- [OBJECTIVE]:
Can you write out all the lines word for word, with no pictures?

- [AVAILABLE DATA]:
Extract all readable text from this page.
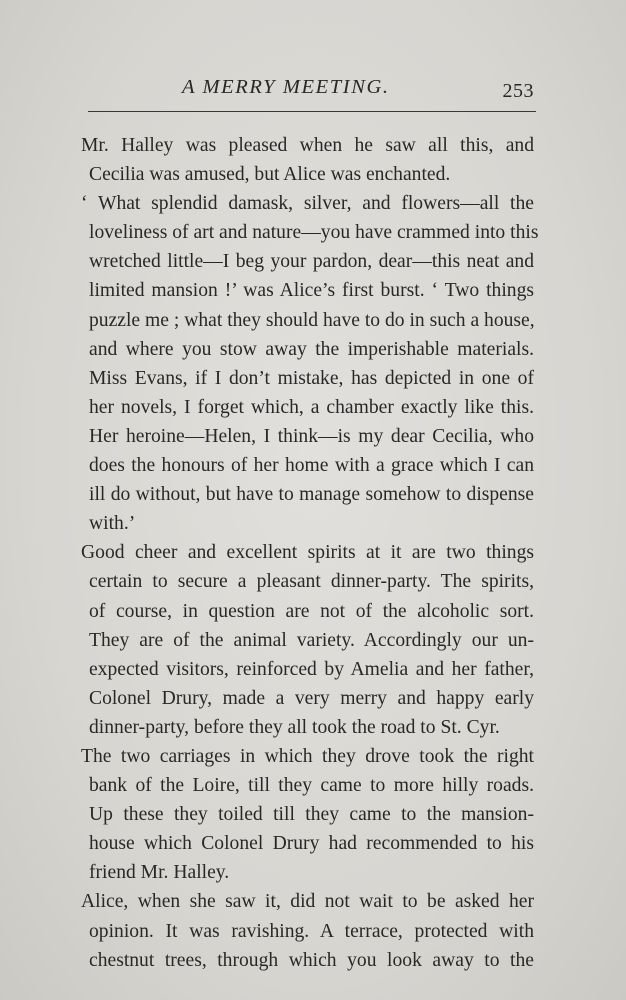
A MERRY MEETING.	253
Mr. Halley was pleased when he saw all this, and
Cecilia was amused, but Alice was enchanted.
‘ What splendid damask, silver, and flowers—all the
loveliness of art and nature—you have crammed into this
wretched little—I beg your pardon, dear—this neat and
limited mansion !’ was Alice’s first burst. ‘ Two things
puzzle me ; what they should have to do in such a house,
and where you stow away the imperishable materials.
Miss Evans, if I don’t mistake, has depicted in one of
her novels, I forget which, a chamber exactly like this.
Her heroine—Helen, I think—is my dear Cecilia, who
does the honours of her home with a grace which I can
ill do without, but have to manage somehow to dispense
with.’
Good cheer and excellent spirits at it are two things
certain to secure a pleasant dinner-party. The spirits,
of course, in question are not of the alcoholic sort.
They are of the animal variety. Accordingly our un-
expected visitors, reinforced by Amelia and her father,
Colonel Drury, made a very merry and happy early
dinner-party, before they all took the road to St. Cyr.
The two carriages in which they drove took the right
bank of the Loire, till they came to more hilly roads.
Up these they toiled till they came to the mansion-
house which Colonel Drury had recommended to his
friend Mr. Halley.
Alice, when she saw it, did not wait to be asked her
opinion. It was ravishing. A terrace, protected with
chestnut trees, through which you look away to the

- [ANSWER]:
Extract all readable text from this page.
A MERRY MEETING.	253
Mr. Halley was pleased when he saw all this, and
Cecilia was amused, but Alice was enchanted.
‘ What splendid damask, silver, and flowers—all the
loveliness of art and nature—you have crammed into this
wretched little—I beg your pardon, dear—this neat and
limited mansion !’ was Alice’s first burst. ‘ Two things
puzzle me ; what they should have to do in such a house,
and where you stow away the imperishable materials.
Miss Evans, if I don’t mistake, has depicted in one of
her novels, I forget which, a chamber exactly like this.
Her heroine—Helen, I think—is my dear Cecilia, who
does the honours of her home with a grace which I can
ill do without, but have to manage somehow to dispense
with.’
Good cheer and excellent spirits at it are two things
certain to secure a pleasant dinner-party. The spirits,
of course, in question are not of the alcoholic sort.
They are of the animal variety. Accordingly our un-
expected visitors, reinforced by Amelia and her father,
Colonel Drury, made a very merry and happy early
dinner-party, before they all took the road to St. Cyr.
The two carriages in which they drove took the right
bank of the Loire, till they came to more hilly roads.
Up these they toiled till they came to the mansion-
house which Colonel Drury had recommended to his
friend Mr. Halley.
Alice, when she saw it, did not wait to be asked her
opinion. It was ravishing. A terrace, protected with
chestnut trees, through which you look away to the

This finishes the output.